Stated task -> Please copy the data word for word, starting at the first line and ending at the line that contains "label-box xyxy=(873,60,915,97)".

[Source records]
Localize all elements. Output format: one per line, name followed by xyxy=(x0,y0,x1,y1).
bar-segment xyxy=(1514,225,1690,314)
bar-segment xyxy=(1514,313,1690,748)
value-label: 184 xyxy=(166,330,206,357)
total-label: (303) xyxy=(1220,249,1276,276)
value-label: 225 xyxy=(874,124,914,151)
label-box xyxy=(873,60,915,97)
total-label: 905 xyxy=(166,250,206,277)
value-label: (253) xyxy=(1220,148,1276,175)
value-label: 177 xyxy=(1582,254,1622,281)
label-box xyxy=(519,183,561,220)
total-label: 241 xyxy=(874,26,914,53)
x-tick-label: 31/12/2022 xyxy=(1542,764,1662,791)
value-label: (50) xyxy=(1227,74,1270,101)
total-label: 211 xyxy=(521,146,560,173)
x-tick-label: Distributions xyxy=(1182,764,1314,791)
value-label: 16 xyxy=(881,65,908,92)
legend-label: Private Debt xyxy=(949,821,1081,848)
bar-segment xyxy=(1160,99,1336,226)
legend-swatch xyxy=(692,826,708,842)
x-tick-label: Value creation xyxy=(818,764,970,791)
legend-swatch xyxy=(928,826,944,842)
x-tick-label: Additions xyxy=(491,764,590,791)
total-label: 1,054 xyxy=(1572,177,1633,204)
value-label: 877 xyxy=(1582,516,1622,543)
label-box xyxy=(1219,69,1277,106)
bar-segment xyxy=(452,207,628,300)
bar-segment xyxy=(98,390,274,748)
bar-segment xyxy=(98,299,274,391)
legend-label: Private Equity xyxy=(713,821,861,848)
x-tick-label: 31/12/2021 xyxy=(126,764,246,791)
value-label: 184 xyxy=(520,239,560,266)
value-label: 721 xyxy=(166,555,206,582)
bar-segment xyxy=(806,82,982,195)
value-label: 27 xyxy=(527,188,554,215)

Final result ->
Localize all elements. Output format: one per line, name followed by xyxy=(x0,y0,x1,y1).
bar-segment xyxy=(1514,225,1690,314)
bar-segment xyxy=(1514,313,1690,748)
value-label: 184 xyxy=(166,330,206,357)
total-label: (303) xyxy=(1220,249,1276,276)
value-label: 225 xyxy=(874,124,914,151)
label-box xyxy=(873,60,915,97)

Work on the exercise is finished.